-- begin EXERCISE DATA --

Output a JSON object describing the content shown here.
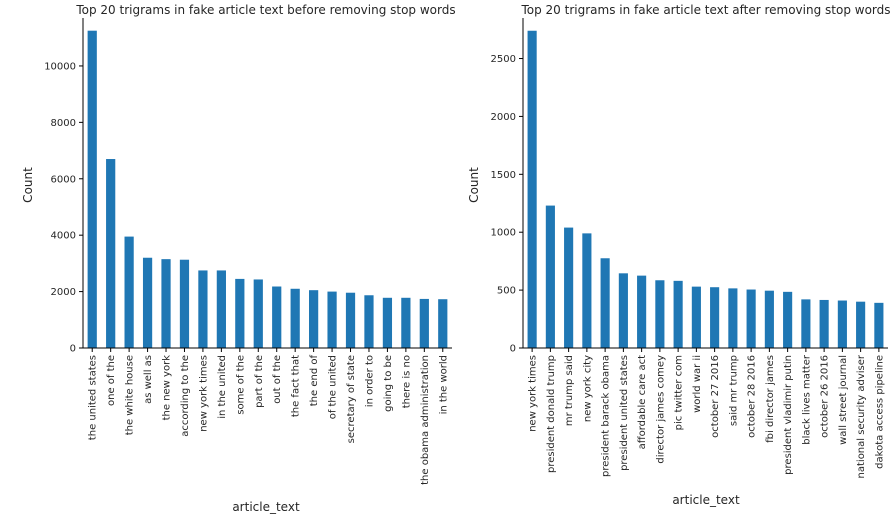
{
  "bar_color": "#1f77b4",
  "chart_data": [
    {
      "type": "bar",
      "title": "Top 20 trigrams in fake article text before removing stop words",
      "xlabel": "article_text",
      "ylabel": "Count",
      "ylim": [
        0,
        11700
      ],
      "yticks": [
        0,
        2000,
        4000,
        6000,
        8000,
        10000
      ],
      "grid": false,
      "categories": [
        "the united states",
        "one of the",
        "the white house",
        "as well as",
        "the new york",
        "according to the",
        "new york times",
        "in the united",
        "some of the",
        "part of the",
        "out of the",
        "the fact that",
        "the end of",
        "of the united",
        "secretary of state",
        "in order to",
        "going to be",
        "there is no",
        "the obama administration",
        "in the world"
      ],
      "values": [
        11250,
        6700,
        3950,
        3200,
        3150,
        3130,
        2750,
        2750,
        2450,
        2430,
        2180,
        2100,
        2050,
        2000,
        1960,
        1870,
        1780,
        1780,
        1740,
        1730
      ]
    },
    {
      "type": "bar",
      "title": "Top 20 trigrams in fake article text after removing stop words",
      "xlabel": "article_text",
      "ylabel": "Count",
      "ylim": [
        0,
        2850
      ],
      "yticks": [
        0,
        500,
        1000,
        1500,
        2000,
        2500
      ],
      "grid": false,
      "categories": [
        "new york times",
        "president donald trump",
        "mr trump said",
        "new york city",
        "president barack obama",
        "president united states",
        "affordable care act",
        "director james comey",
        "pic twitter com",
        "world war ii",
        "october 27 2016",
        "said mr trump",
        "october 28 2016",
        "fbi director james",
        "president vladimir putin",
        "black lives matter",
        "october 26 2016",
        "wall street journal",
        "national security adviser",
        "dakota access pipeline"
      ],
      "values": [
        2740,
        1230,
        1040,
        990,
        775,
        645,
        625,
        585,
        580,
        530,
        525,
        515,
        505,
        495,
        485,
        420,
        415,
        410,
        400,
        390
      ]
    }
  ]
}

-- end EXERCISE DATA --

■ GIVEN TASK
Collect every line with the string "october" from the records, and copy each.

■ TASK SOLUTION
        "october 27 2016",
        "october 28 2016",
        "october 26 2016",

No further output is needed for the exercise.